_Task description:_ Read the lines below and count those that have the word "thông". Respond with the number only.

_Supplied material:_
--*--

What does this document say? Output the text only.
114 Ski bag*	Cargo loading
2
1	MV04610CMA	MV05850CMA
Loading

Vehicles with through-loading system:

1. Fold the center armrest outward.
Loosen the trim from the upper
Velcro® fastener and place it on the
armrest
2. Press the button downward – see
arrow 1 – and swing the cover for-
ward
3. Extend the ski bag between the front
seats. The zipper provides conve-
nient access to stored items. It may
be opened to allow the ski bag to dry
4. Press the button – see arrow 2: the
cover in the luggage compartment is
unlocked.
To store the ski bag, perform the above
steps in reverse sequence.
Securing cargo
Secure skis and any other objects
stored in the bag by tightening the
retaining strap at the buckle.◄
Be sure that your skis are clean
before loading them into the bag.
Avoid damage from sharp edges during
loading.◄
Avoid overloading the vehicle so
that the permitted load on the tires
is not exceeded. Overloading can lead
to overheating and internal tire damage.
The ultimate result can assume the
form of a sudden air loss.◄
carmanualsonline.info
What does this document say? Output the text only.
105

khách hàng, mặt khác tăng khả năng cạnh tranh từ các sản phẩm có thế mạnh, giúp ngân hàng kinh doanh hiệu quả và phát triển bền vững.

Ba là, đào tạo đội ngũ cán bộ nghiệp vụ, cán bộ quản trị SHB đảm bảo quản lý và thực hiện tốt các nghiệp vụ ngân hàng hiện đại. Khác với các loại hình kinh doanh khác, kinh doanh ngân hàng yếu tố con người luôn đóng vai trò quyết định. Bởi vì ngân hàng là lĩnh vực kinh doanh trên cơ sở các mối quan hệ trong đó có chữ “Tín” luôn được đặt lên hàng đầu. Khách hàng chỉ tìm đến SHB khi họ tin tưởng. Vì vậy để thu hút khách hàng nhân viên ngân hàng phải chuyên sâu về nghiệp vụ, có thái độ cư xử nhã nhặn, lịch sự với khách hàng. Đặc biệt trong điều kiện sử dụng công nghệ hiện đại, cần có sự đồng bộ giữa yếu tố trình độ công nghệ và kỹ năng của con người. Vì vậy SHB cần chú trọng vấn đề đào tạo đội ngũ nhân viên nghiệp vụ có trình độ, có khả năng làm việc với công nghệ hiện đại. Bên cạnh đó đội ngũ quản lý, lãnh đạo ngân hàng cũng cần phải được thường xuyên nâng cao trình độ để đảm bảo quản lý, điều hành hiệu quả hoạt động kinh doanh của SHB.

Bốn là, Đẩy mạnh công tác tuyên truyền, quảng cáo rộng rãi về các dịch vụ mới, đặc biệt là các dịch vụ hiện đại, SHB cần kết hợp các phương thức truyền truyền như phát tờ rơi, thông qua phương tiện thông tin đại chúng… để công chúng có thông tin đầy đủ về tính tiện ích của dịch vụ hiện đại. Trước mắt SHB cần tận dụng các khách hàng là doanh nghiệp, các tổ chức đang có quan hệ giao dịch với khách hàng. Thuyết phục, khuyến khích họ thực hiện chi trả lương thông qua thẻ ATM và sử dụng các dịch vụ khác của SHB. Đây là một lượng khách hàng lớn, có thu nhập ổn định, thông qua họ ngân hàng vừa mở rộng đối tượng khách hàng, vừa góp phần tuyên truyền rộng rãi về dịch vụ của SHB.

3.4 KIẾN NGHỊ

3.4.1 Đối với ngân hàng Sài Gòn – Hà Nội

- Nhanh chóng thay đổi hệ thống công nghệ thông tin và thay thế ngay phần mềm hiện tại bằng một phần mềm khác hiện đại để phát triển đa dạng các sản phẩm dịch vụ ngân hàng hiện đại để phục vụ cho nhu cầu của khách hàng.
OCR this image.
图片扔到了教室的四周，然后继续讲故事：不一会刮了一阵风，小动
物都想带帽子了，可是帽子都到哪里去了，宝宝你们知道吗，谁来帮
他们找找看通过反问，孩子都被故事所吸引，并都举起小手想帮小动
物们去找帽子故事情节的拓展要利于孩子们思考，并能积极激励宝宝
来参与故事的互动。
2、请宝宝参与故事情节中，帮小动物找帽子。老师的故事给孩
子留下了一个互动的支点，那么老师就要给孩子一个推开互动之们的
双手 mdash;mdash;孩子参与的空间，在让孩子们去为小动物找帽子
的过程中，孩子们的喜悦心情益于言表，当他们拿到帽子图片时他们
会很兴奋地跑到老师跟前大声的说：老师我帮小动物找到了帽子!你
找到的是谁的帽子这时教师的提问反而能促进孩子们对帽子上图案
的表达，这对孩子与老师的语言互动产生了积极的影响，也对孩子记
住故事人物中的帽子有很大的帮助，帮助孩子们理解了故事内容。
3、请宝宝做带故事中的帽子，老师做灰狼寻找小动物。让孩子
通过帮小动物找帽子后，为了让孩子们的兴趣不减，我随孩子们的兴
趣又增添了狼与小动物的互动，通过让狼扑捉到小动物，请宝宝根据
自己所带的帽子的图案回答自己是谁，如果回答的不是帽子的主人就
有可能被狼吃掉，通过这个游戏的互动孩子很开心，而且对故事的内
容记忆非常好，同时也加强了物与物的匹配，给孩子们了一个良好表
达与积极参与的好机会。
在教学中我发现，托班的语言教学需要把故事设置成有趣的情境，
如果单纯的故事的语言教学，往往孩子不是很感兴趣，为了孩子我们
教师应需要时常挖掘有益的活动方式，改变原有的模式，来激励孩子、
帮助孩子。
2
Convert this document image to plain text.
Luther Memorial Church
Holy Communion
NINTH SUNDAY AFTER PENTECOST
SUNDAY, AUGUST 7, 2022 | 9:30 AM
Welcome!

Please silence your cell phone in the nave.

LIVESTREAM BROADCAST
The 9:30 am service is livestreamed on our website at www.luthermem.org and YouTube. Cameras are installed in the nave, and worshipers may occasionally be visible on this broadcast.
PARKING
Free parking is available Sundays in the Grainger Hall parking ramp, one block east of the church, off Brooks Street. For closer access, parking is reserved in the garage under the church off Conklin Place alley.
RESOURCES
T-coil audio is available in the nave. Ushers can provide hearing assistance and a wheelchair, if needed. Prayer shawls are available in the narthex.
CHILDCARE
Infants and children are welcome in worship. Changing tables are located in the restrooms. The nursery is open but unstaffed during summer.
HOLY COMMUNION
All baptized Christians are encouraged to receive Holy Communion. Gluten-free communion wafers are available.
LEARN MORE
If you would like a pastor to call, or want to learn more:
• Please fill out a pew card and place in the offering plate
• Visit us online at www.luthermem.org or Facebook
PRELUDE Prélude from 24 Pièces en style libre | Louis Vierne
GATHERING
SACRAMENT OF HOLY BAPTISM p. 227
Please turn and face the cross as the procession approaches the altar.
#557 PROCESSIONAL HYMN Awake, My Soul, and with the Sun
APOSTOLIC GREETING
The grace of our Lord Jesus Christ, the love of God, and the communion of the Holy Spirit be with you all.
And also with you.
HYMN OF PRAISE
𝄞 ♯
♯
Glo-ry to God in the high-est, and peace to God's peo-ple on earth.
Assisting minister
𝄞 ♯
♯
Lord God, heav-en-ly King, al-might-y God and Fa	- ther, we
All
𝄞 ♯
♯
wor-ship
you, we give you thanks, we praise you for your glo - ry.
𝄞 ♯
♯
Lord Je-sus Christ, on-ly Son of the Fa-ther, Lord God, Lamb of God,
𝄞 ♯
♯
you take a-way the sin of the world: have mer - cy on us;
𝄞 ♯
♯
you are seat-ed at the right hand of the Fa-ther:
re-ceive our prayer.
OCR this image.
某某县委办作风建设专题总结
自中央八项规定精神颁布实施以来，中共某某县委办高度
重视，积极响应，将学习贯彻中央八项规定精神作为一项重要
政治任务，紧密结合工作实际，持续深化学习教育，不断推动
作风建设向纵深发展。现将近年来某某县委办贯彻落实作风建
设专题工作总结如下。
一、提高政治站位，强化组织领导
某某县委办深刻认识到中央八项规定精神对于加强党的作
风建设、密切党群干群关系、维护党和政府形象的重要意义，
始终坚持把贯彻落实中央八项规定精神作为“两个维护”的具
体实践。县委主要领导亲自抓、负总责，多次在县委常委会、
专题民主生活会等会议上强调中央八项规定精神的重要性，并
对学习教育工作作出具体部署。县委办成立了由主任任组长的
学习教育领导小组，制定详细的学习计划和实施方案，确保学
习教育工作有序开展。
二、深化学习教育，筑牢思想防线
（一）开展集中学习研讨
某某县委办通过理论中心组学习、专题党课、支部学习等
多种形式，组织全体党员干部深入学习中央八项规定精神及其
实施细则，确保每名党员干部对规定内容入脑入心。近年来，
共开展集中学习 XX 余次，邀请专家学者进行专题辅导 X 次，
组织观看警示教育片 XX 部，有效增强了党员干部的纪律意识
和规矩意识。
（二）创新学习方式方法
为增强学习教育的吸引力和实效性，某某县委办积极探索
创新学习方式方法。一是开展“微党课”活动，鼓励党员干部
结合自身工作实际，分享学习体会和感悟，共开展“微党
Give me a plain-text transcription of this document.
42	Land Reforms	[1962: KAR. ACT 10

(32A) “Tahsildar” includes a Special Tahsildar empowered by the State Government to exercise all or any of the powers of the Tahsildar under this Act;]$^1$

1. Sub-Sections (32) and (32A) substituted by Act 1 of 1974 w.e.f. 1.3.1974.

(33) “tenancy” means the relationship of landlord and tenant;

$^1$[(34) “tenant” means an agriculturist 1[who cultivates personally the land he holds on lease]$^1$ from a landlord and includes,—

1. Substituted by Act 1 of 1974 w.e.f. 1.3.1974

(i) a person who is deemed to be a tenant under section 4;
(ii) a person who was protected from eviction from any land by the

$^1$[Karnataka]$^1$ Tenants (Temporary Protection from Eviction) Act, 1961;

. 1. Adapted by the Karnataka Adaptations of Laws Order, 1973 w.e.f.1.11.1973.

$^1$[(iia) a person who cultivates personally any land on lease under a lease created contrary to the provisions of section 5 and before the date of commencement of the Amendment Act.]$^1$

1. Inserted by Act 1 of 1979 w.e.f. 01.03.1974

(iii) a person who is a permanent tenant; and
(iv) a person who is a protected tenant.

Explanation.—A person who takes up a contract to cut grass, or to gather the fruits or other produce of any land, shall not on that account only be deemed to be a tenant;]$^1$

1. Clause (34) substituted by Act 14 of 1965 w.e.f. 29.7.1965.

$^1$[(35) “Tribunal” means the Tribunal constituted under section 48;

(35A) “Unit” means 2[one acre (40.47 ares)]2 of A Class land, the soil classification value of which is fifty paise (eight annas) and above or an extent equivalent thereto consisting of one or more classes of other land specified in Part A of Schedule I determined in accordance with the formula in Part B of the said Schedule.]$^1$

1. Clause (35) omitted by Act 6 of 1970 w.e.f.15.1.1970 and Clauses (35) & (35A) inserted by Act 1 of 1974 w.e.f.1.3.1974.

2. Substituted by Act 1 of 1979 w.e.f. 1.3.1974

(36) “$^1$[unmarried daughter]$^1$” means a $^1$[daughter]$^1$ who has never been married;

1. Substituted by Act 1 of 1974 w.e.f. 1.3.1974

--*--

_Output:_ 2